**Excerpt from a dataset**
══════

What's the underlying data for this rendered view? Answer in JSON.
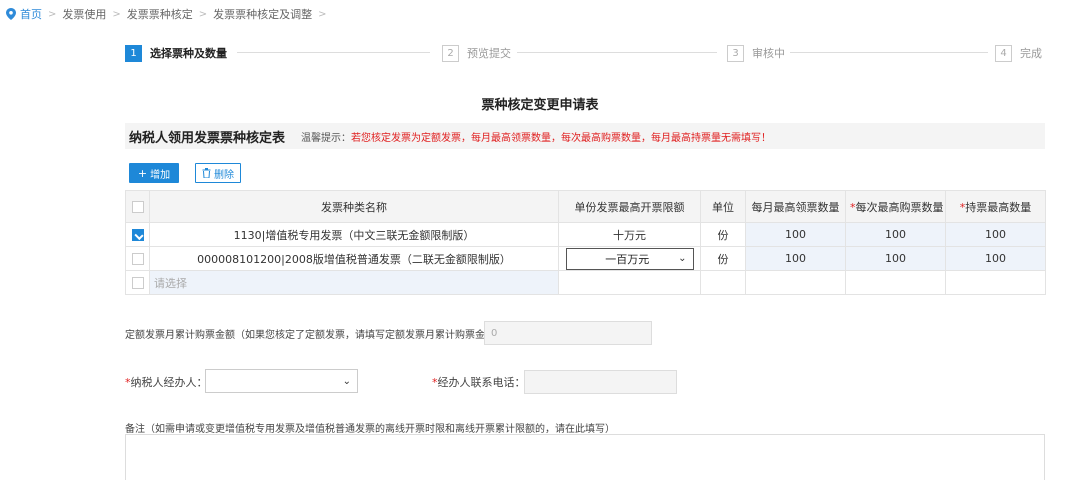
{
  "breadcrumb": {
    "items": [
      "首页",
      "发票使用",
      "发票票种核定",
      "发票票种核定及调整"
    ],
    "separator": ">"
  },
  "steps": [
    {
      "num": "1",
      "label": "选择票种及数量",
      "active": true
    },
    {
      "num": "2",
      "label": "预览提交",
      "active": false
    },
    {
      "num": "3",
      "label": "审核中",
      "active": false
    },
    {
      "num": "4",
      "label": "完成",
      "active": false
    }
  ],
  "form": {
    "title": "票种核定变更申请表",
    "section_title": "纳税人领用发票票种核定表",
    "tip_label": "温馨提示：",
    "tip_text": "若您核定发票为定额发票，每月最高领票数量，每次最高购票数量，每月最高持票量无需填写！"
  },
  "actions": {
    "add_label": "增加",
    "delete_label": "删除"
  },
  "table": {
    "headers": {
      "name": "发票种类名称",
      "limit": "单份发票最高开票限额",
      "unit": "单位",
      "monthly_max": "每月最高领票数量",
      "per_time_max": "每次最高购票数量",
      "hold_max": "持票最高数量",
      "required_mark": "*"
    },
    "rows": [
      {
        "checked": true,
        "name": "1130|增值税专用发票（中文三联无金额限制版）",
        "limit": "十万元",
        "unit": "份",
        "monthly_max": "100",
        "per_time_max": "100",
        "hold_max": "100"
      },
      {
        "checked": false,
        "name": "000008101200|2008版增值税普通发票（二联无金额限制版）",
        "limit": "一百万元",
        "unit": "份",
        "monthly_max": "100",
        "per_time_max": "100",
        "hold_max": "100"
      }
    ],
    "new_row_placeholder": "请选择"
  },
  "quota": {
    "label": "定额发票月累计购票金额（如果您核定了定额发票，请填写定额发票月累计购票金额）：",
    "value": "0"
  },
  "agent": {
    "required_mark": "*",
    "label": "纳税人经办人：",
    "value": "",
    "phone_label": "经办人联系电话：",
    "phone_value": ""
  },
  "remark": {
    "label": "备注（如需申请或变更增值税专用发票及增值税普通发票的离线开票时限和离线开票累计限额的，请在此填写）",
    "value": ""
  },
  "colors": {
    "accent": "#1e88d8",
    "required": "#e02020",
    "header_bg": "#f4f4f4",
    "highlight_cell": "#eef3fa"
  }
}
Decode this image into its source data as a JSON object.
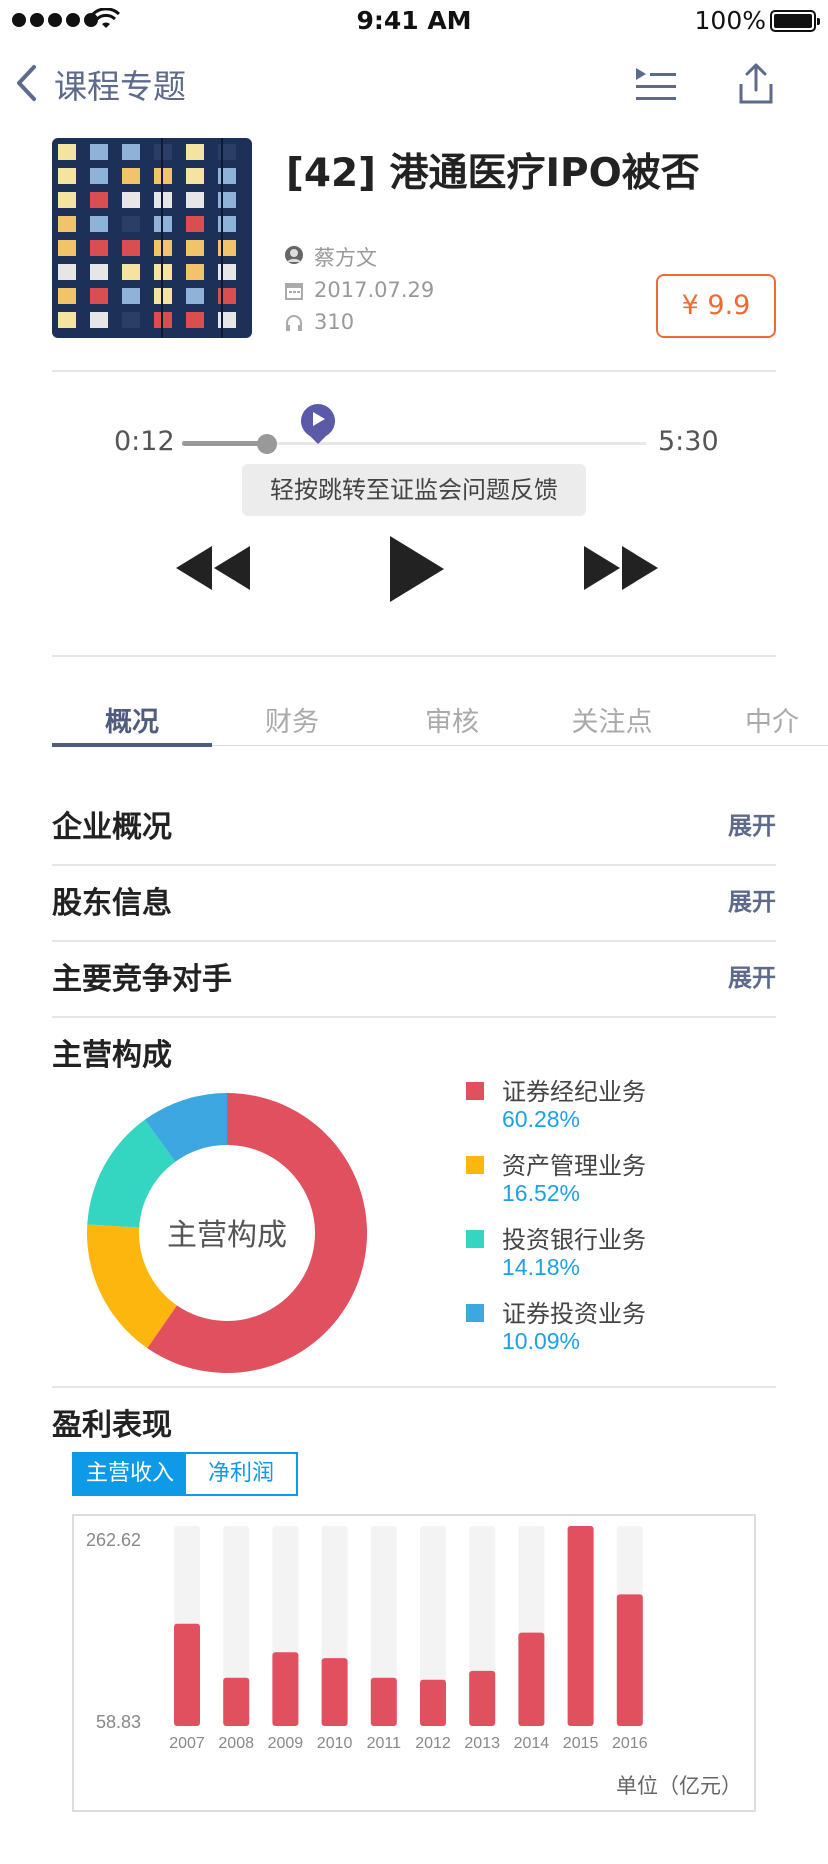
{
  "status_bar": {
    "time": "9:41 AM",
    "battery": "100%"
  },
  "nav": {
    "title": "课程专题"
  },
  "course": {
    "title": "[42] 港通医疗IPO被否",
    "author": "蔡方文",
    "date": "2017.07.29",
    "listens": "310",
    "price": "¥ 9.9"
  },
  "player": {
    "current_time": "0:12",
    "total_time": "5:30",
    "progress": 0.036,
    "tooltip": "轻按跳转至证监会问题反馈"
  },
  "tabs": [
    {
      "label": "概况"
    },
    {
      "label": "财务"
    },
    {
      "label": "审核"
    },
    {
      "label": "关注点"
    },
    {
      "label": "中介"
    }
  ],
  "sections": [
    {
      "title": "企业概况",
      "action": "展开"
    },
    {
      "title": "股东信息",
      "action": "展开"
    },
    {
      "title": "主要竞争对手",
      "action": "展开"
    }
  ],
  "composition": {
    "title": "主营构成",
    "center_label": "主营构成",
    "items": [
      {
        "name": "证券经纪业务",
        "value": "60.28%",
        "color": "#e0505e"
      },
      {
        "name": "资产管理业务",
        "value": "16.52%",
        "color": "#fcb60d"
      },
      {
        "name": "投资银行业务",
        "value": "14.18%",
        "color": "#35d6c1"
      },
      {
        "name": "证券投资业务",
        "value": "10.09%",
        "color": "#3ca7e0"
      }
    ]
  },
  "profit": {
    "title": "盈利表现",
    "toggle": {
      "active": "主营收入",
      "inactive": "净利润"
    },
    "y_max_label": "262.62",
    "y_min_label": "58.83",
    "unit": "单位（亿元）"
  },
  "chart_data": [
    {
      "type": "pie",
      "title": "主营构成",
      "categories": [
        "证券经纪业务",
        "资产管理业务",
        "投资银行业务",
        "证券投资业务"
      ],
      "values": [
        60.28,
        16.52,
        14.18,
        10.09
      ]
    },
    {
      "type": "bar",
      "categories": [
        "2007",
        "2008",
        "2009",
        "2010",
        "2011",
        "2012",
        "2013",
        "2014",
        "2015",
        "2016"
      ],
      "values": [
        163,
        108,
        134,
        128,
        108,
        106,
        115,
        154,
        262.62,
        193
      ],
      "ylim": [
        58.83,
        262.62
      ],
      "ylabel": "单位（亿元）",
      "colors": {
        "bar": "#e0505e",
        "track": "#f3f3f3"
      }
    }
  ]
}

══════

Reproduce the material in full, word for word, and omit the pictures.

**ANSWER TO THE PROBLEM**
What's the underlying data for this rendered view? Answer in JSON.
{
  "breadcrumb": {
    "items": [
      "首页",
      "发票使用",
      "发票票种核定",
      "发票票种核定及调整"
    ],
    "separator": ">"
  },
  "steps": [
    {
      "num": "1",
      "label": "选择票种及数量",
      "active": true
    },
    {
      "num": "2",
      "label": "预览提交",
      "active": false
    },
    {
      "num": "3",
      "label": "审核中",
      "active": false
    },
    {
      "num": "4",
      "label": "完成",
      "active": false
    }
  ],
  "form": {
    "title": "票种核定变更申请表",
    "section_title": "纳税人领用发票票种核定表",
    "tip_label": "温馨提示：",
    "tip_text": "若您核定发票为定额发票，每月最高领票数量，每次最高购票数量，每月最高持票量无需填写！"
  },
  "actions": {
    "add_label": "增加",
    "delete_label": "删除"
  },
  "table": {
    "headers": {
      "name": "发票种类名称",
      "limit": "单份发票最高开票限额",
      "unit": "单位",
      "monthly_max": "每月最高领票数量",
      "per_time_max": "每次最高购票数量",
      "hold_max": "持票最高数量",
      "required_mark": "*"
    },
    "rows": [
      {
        "checked": true,
        "name": "1130|增值税专用发票（中文三联无金额限制版）",
        "limit": "十万元",
        "unit": "份",
        "monthly_max": "100",
        "per_time_max": "100",
        "hold_max": "100"
      },
      {
        "checked": false,
        "name": "000008101200|2008版增值税普通发票（二联无金额限制版）",
        "limit": "一百万元",
        "unit": "份",
        "monthly_max": "100",
        "per_time_max": "100",
        "hold_max": "100"
      }
    ],
    "new_row_placeholder": "请选择"
  },
  "quota": {
    "label": "定额发票月累计购票金额（如果您核定了定额发票，请填写定额发票月累计购票金额）：",
    "value": "0"
  },
  "agent": {
    "required_mark": "*",
    "label": "纳税人经办人：",
    "value": "",
    "phone_label": "经办人联系电话：",
    "phone_value": ""
  },
  "remark": {
    "label": "备注（如需申请或变更增值税专用发票及增值税普通发票的离线开票时限和离线开票累计限额的，请在此填写）",
    "value": ""
  },
  "colors": {
    "accent": "#1e88d8",
    "required": "#e02020",
    "header_bg": "#f4f4f4",
    "highlight_cell": "#eef3fa"
  }
}
Decode this image into its source data as a JSON object.
{
  "status_bar": {
    "time": "9:41 AM",
    "battery": "100%"
  },
  "nav": {
    "title": "课程专题"
  },
  "course": {
    "title": "[42] 港通医疗IPO被否",
    "author": "蔡方文",
    "date": "2017.07.29",
    "listens": "310",
    "price": "¥ 9.9"
  },
  "player": {
    "current_time": "0:12",
    "total_time": "5:30",
    "progress": 0.036,
    "tooltip": "轻按跳转至证监会问题反馈"
  },
  "tabs": [
    {
      "label": "概况"
    },
    {
      "label": "财务"
    },
    {
      "label": "审核"
    },
    {
      "label": "关注点"
    },
    {
      "label": "中介"
    }
  ],
  "sections": [
    {
      "title": "企业概况",
      "action": "展开"
    },
    {
      "title": "股东信息",
      "action": "展开"
    },
    {
      "title": "主要竞争对手",
      "action": "展开"
    }
  ],
  "composition": {
    "title": "主营构成",
    "center_label": "主营构成",
    "items": [
      {
        "name": "证券经纪业务",
        "value": "60.28%",
        "color": "#e0505e"
      },
      {
        "name": "资产管理业务",
        "value": "16.52%",
        "color": "#fcb60d"
      },
      {
        "name": "投资银行业务",
        "value": "14.18%",
        "color": "#35d6c1"
      },
      {
        "name": "证券投资业务",
        "value": "10.09%",
        "color": "#3ca7e0"
      }
    ]
  },
  "profit": {
    "title": "盈利表现",
    "toggle": {
      "active": "主营收入",
      "inactive": "净利润"
    },
    "y_max_label": "262.62",
    "y_min_label": "58.83",
    "unit": "单位（亿元）"
  },
  "chart_data": [
    {
      "type": "pie",
      "title": "主营构成",
      "categories": [
        "证券经纪业务",
        "资产管理业务",
        "投资银行业务",
        "证券投资业务"
      ],
      "values": [
        60.28,
        16.52,
        14.18,
        10.09
      ]
    },
    {
      "type": "bar",
      "categories": [
        "2007",
        "2008",
        "2009",
        "2010",
        "2011",
        "2012",
        "2013",
        "2014",
        "2015",
        "2016"
      ],
      "values": [
        163,
        108,
        134,
        128,
        108,
        106,
        115,
        154,
        262.62,
        193
      ],
      "ylim": [
        58.83,
        262.62
      ],
      "ylabel": "单位（亿元）",
      "colors": {
        "bar": "#e0505e",
        "track": "#f3f3f3"
      }
    }
  ]
}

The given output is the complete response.